**Collection entries**

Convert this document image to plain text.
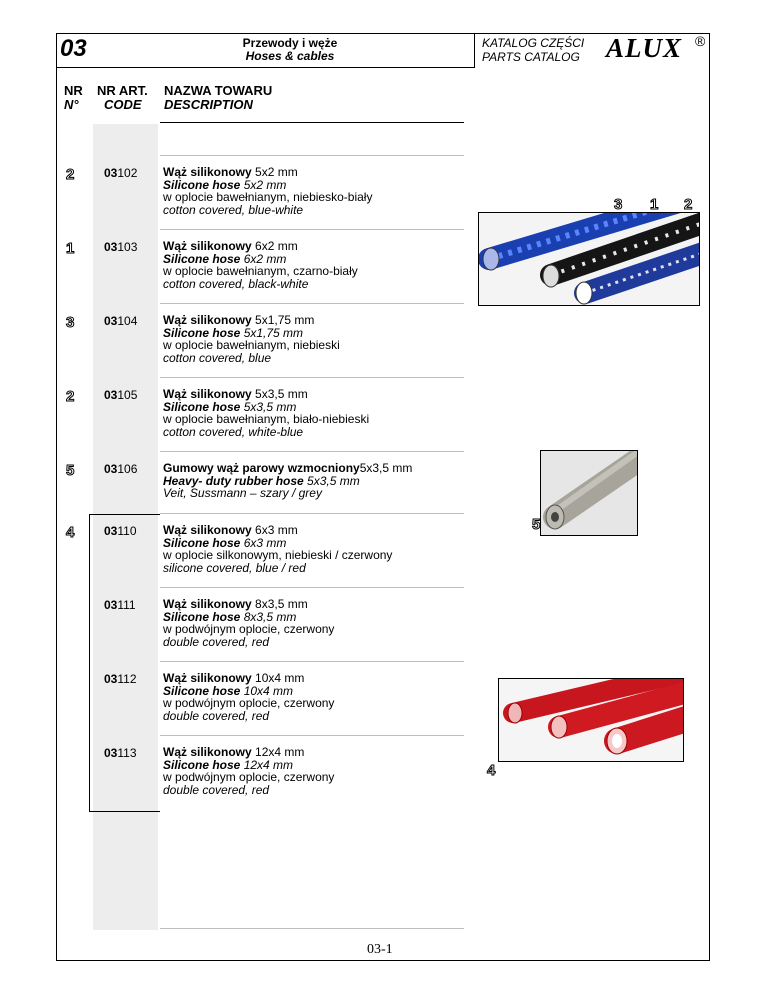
03	Przewody i węże
Hoses & cables
KATALOG CZĘŚCI
PARTS CATALOG ALUX ®
NR
N°
NR ART.
CODE
NAZWA TOWARU
DESCRIPTION
2 03102 Wąż silikonowy 5x2 mm
Silicone hose 5x2 mm
w oplocie bawełnianym, niebiesko-biały
cotton covered, blue-white
1 03103 Wąż silikonowy 6x2 mm
Silicone hose 6x2 mm
w oplocie bawełnianym, czarno-biały
cotton covered, black-white
3 03104 Wąż silikonowy 5x1,75 mm
Silicone hose 5x1,75 mm
w oplocie bawełnianym, niebieski
cotton covered, blue
2 03105 Wąż silikonowy 5x3,5 mm
Silicone hose 5x3,5 mm
w oplocie bawełnianym, biało-niebieski
cotton covered, white-blue
5 03106 Gumowy wąż parowy wzmocniony5x3,5 mm
Heavy- duty rubber hose 5x3,5 mm
Veit, Sussmann – szary / grey
4 03110 Wąż silikonowy 6x3 mm
Silicone hose 6x3 mm
w oplocie silkonowym, niebieski / czerwony
silicone covered, blue / red
03111 Wąż silikonowy 8x3,5 mm
Silicone hose 8x3,5 mm
w podwójnym oplocie, czerwony
double covered, red
03112 Wąż silikonowy 10x4 mm
Silicone hose 10x4 mm
w podwójnym oplocie, czerwony
double covered, red
03113 Wąż silikonowy 12x4 mm
Silicone hose 12x4 mm
w podwójnym oplocie, czerwony
double covered, red
3 1 2
5
4
03-1
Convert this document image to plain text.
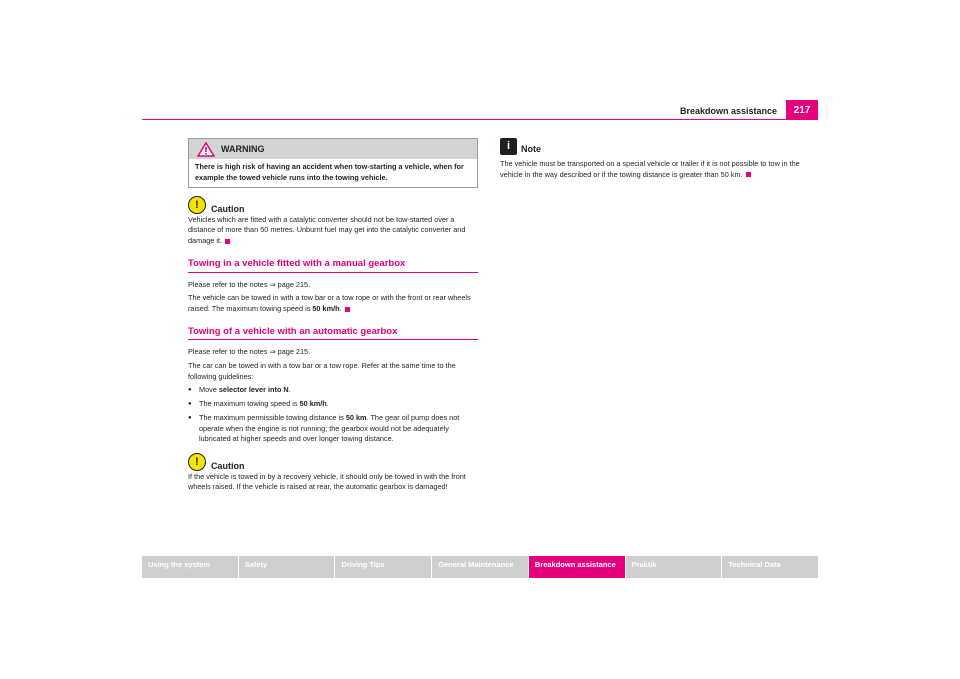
Breakdown assistance	217
WARNING
There is high risk of having an accident when tow-starting a vehicle, when for example the towed vehicle runs into the towing vehicle.
!	Caution

Vehicles which are fitted with a catalytic converter should not be tow-started over a distance of more than 50 metres. Unburnt fuel may get into the catalytic converter and damage it.

Towing in a vehicle fitted with a manual gearbox

Please refer to the notes ⇒ page 215.

The vehicle can be towed in with a tow bar or a tow rope or with the front or rear wheels raised. The maximum towing speed is 50 km/h.

Towing of a vehicle with an automatic gearbox

Please refer to the notes ⇒ page 215.

The car can be towed in with a tow bar or a tow rope. Refer at the same time to the following guidelines:

● Move selector lever into N.
● The maximum towing speed is 50 km/h.
● The maximum permissible towing distance is 50 km. The gear oil pump does not operate when the engine is not running; the gearbox would not be adequately lubricated at higher speeds and over longer towing distance.
!	Caution

If the vehicle is towed in by a recovery vehicle, it should only be towed in with the front wheels raised. If the vehicle is raised at rear, the automatic gearbox is damaged!

i	Note

The vehicle must be transported on a special vehicle or trailer if it is not possible to tow in the vehicle in the way described or if the towing distance is greater than 50 km.

Using the system	Safety	Driving Tips	General Maintenance	Breakdown assistance	Praktik	Technical Data
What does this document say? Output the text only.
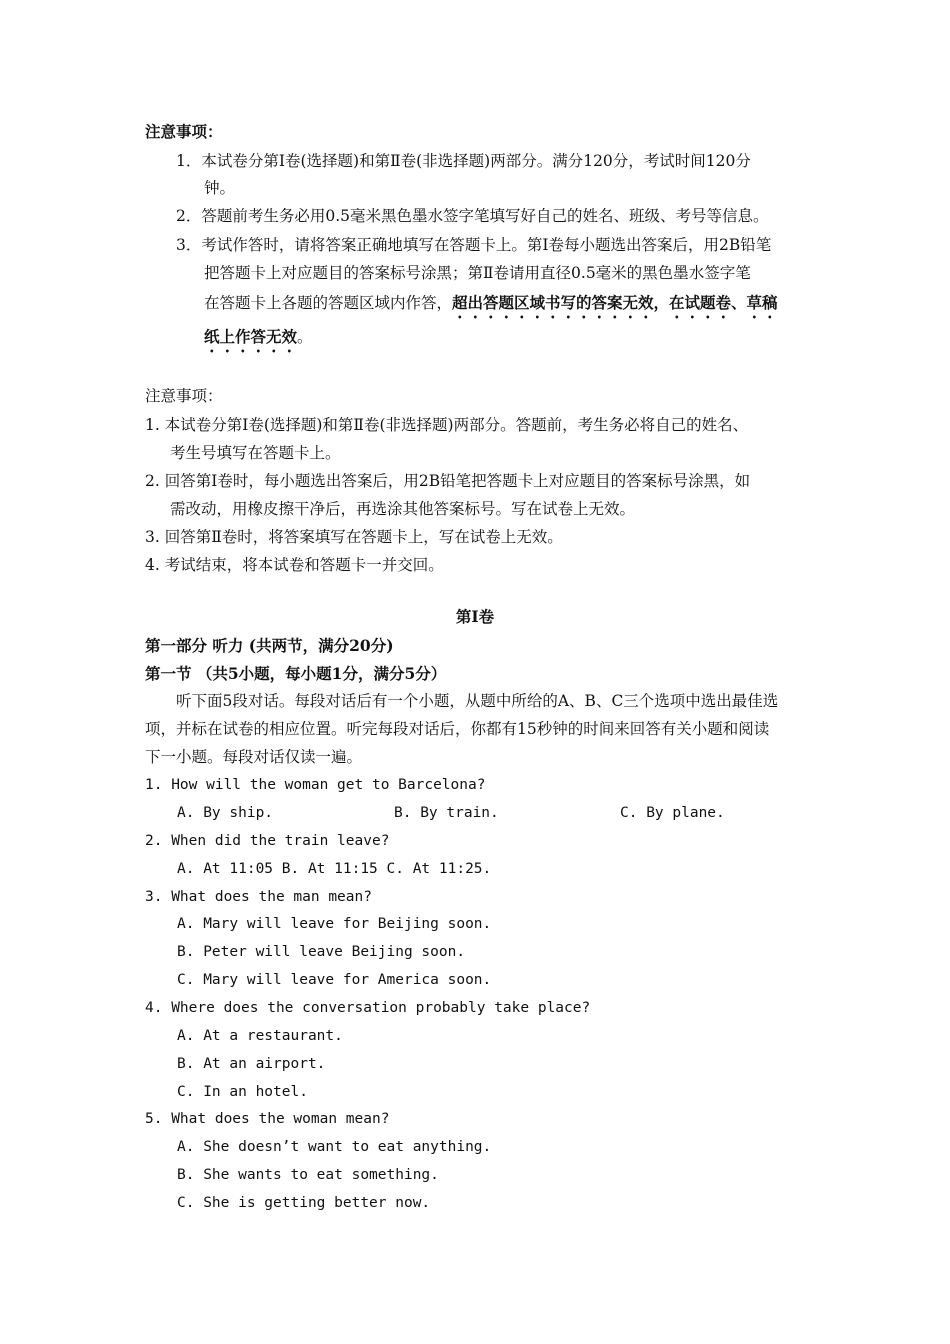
注意事项：
1．本试卷分第Ⅰ卷(选择题)和第Ⅱ卷(非选择题)两部分。满分120分，考试时间120分
钟。
2．答题前考生务必用0.5毫米黑色墨水签字笔填写好自己的姓名、班级、考号等信息。
3．考试作答时，请将答案正确地填写在答题卡上。第Ⅰ卷每小题选出答案后，用2B铅笔
把答题卡上对应题目的答案标号涂黑；第Ⅱ卷请用直径0.5毫米的黑色墨水签字笔
在答题卡上各题的答题区域内作答，超出答题区域书写的答案无效，在试题卷、草稿
纸上作答无效。
注意事项：
1. 本试卷分第Ⅰ卷(选择题)和第Ⅱ卷(非选择题)两部分。答题前，考生务必将自己的姓名、
考生号填写在答题卡上。
2. 回答第Ⅰ卷时，每小题选出答案后，用2B铅笔把答题卡上对应题目的答案标号涂黑，如
需改动，用橡皮擦干净后，再选涂其他答案标号。写在试卷上无效。
3. 回答第Ⅱ卷时，将答案填写在答题卡上，写在试卷上无效。
4. 考试结束，将本试卷和答题卡一并交回。
第Ⅰ卷
第一部分 听力 (共两节，满分20分)
第一节 （共5小题，每小题1分，满分5分）
听下面5段对话。每段对话后有一个小题，从题中所给的A、B、C三个选项中选出最佳选
项，并标在试卷的相应位置。听完每段对话后，你都有15秒钟的时间来回答有关小题和阅读
下一小题。每段对话仅读一遍。
1. How will the woman get to Barcelona?
A. By ship.	B. By train.	C. By plane.
2. When did the train leave?
A. At 11:05 B. At 11:15 C. At 11:25.
3. What does the man mean?
A. Mary will leave for Beijing soon.
B. Peter will leave Beijing soon.
C. Mary will leave for America soon.
4. Where does the conversation probably take place?
A. At a restaurant.
B. At an airport.
C. In an hotel.
5. What does the woman mean?
A. She doesn’t want to eat anything.
B. She wants to eat something.
C. She is getting better now.
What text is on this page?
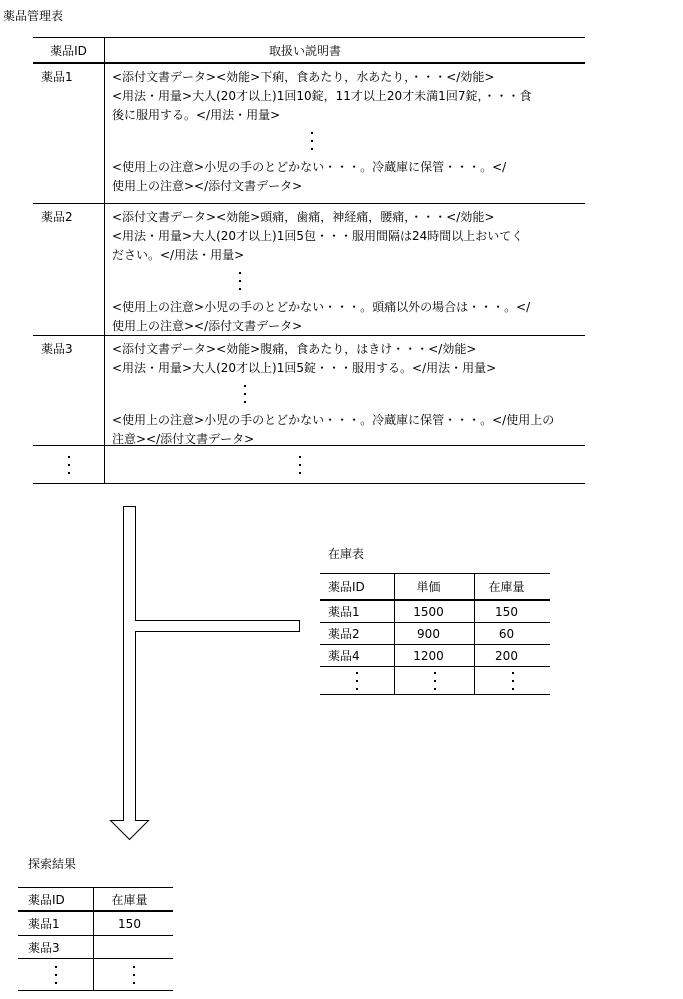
薬品管理表
薬品ID	取扱い説明書
薬品1	<添付文書データ><効能>下痢，食あたり，水あたり，・・・</効能>
<用法・用量>大人(20才以上)1回10錠，11才以上20才未満1回7錠，・・・食
後に服用する。</用法・用量>
<使用上の注意>小児の手のとどかない・・・。冷蔵庫に保管・・・。</
使用上の注意></添付文書データ>
薬品2	<添付文書データ><効能>頭痛，歯痛，神経痛，腰痛，・・・</効能>
<用法・用量>大人(20才以上)1回5包・・・服用間隔は24時間以上おいてく
ださい。</用法・用量>
<使用上の注意>小児の手のとどかない・・・。頭痛以外の場合は・・・。</
使用上の注意></添付文書データ>
薬品3	<添付文書データ><効能>腹痛，食あたり，はきけ・・・</効能>
<用法・用量>大人(20才以上)1回5錠・・・服用する。</用法・用量>
<使用上の注意>小児の手のとどかない・・・。冷蔵庫に保管・・・。</使用上の
注意></添付文書データ>
在庫表
薬品ID	単価	在庫量
薬品1	1500	150
薬品2	900	60
薬品4	1200	200
探索結果
薬品ID	在庫量
薬品1	150
薬品3
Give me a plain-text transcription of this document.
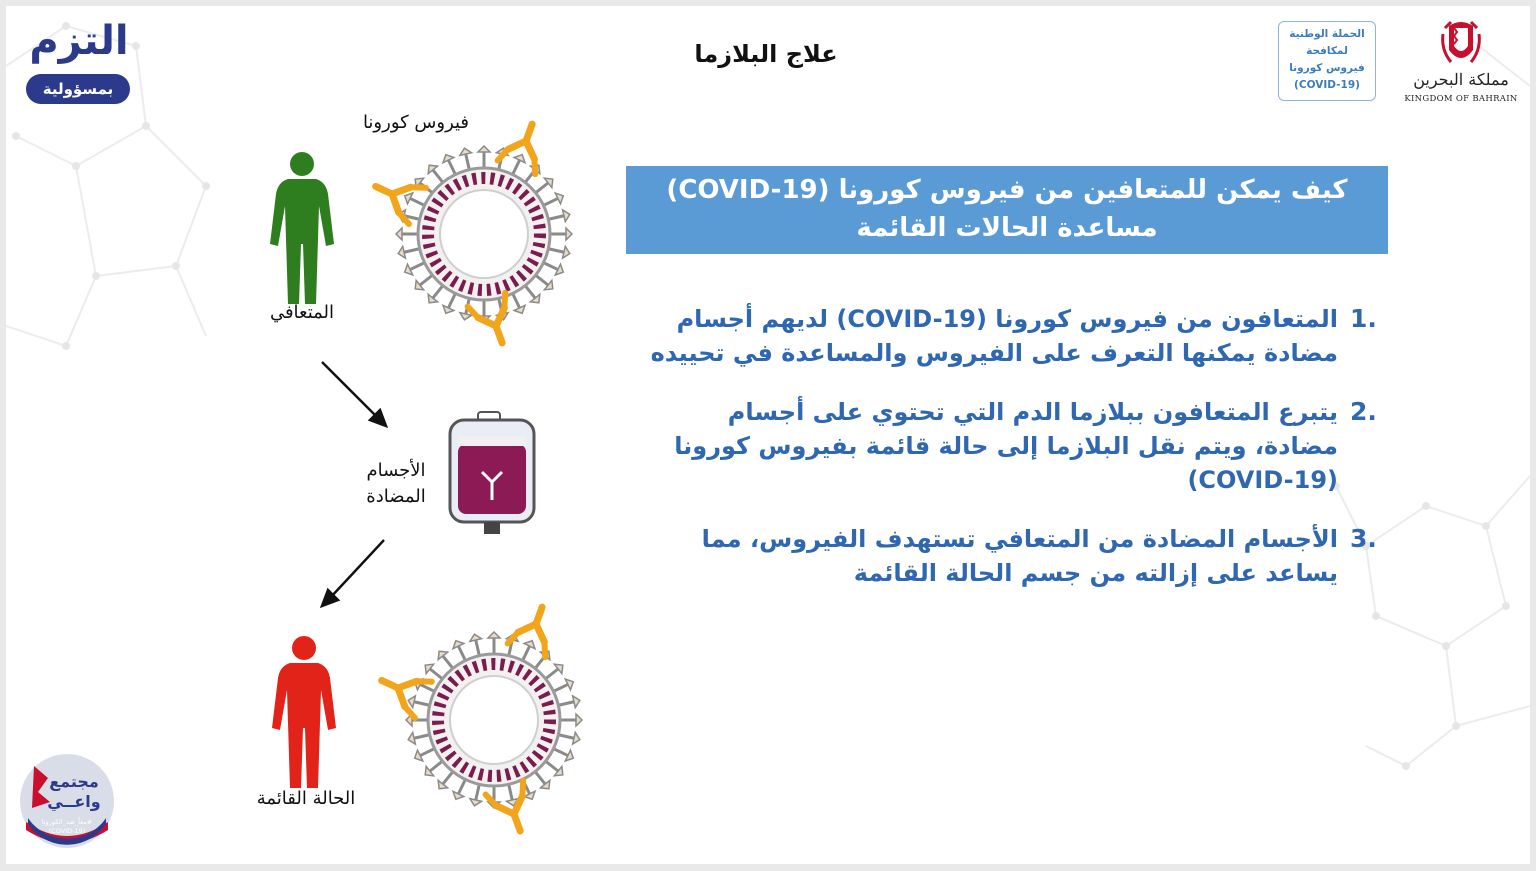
التزم
بمسؤولية
علاج البلازما
الحملة الوطنية
لمكافحة
فيروس كورونا
(COVID-19)	مملكة البحرين
KINGDOM OF BAHRAIN
كيف يمكن للمتعافين من فيروس كورونا (COVID-19)
مساعدة الحالات القائمة
1.
المتعافون من فيروس كورونا (COVID-19) لديهم أجسام
مضادة يمكنها التعرف على الفيروس والمساعدة في تحييده
2.
يتبرع المتعافون ببلازما الدم التي تحتوي على أجسام
مضادة، ويتم نقل البلازما إلى حالة قائمة بفيروس كورونا
(COVID-19)
3.
الأجسام المضادة من المتعافي تستهدف الفيروس، مما
يساعد على إزالته من جسم الحالة القائمة
فيروس كورونا
المتعافي
الأجسام
المضادة
الحالة القائمة
مجتمع
واعــي
#معاً_ضد_الكورونا
(COVID-19)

**Directive**
What is the number of lines in the data that hold the string "الحالة"? Answer with the number only.

**Expected answer**
2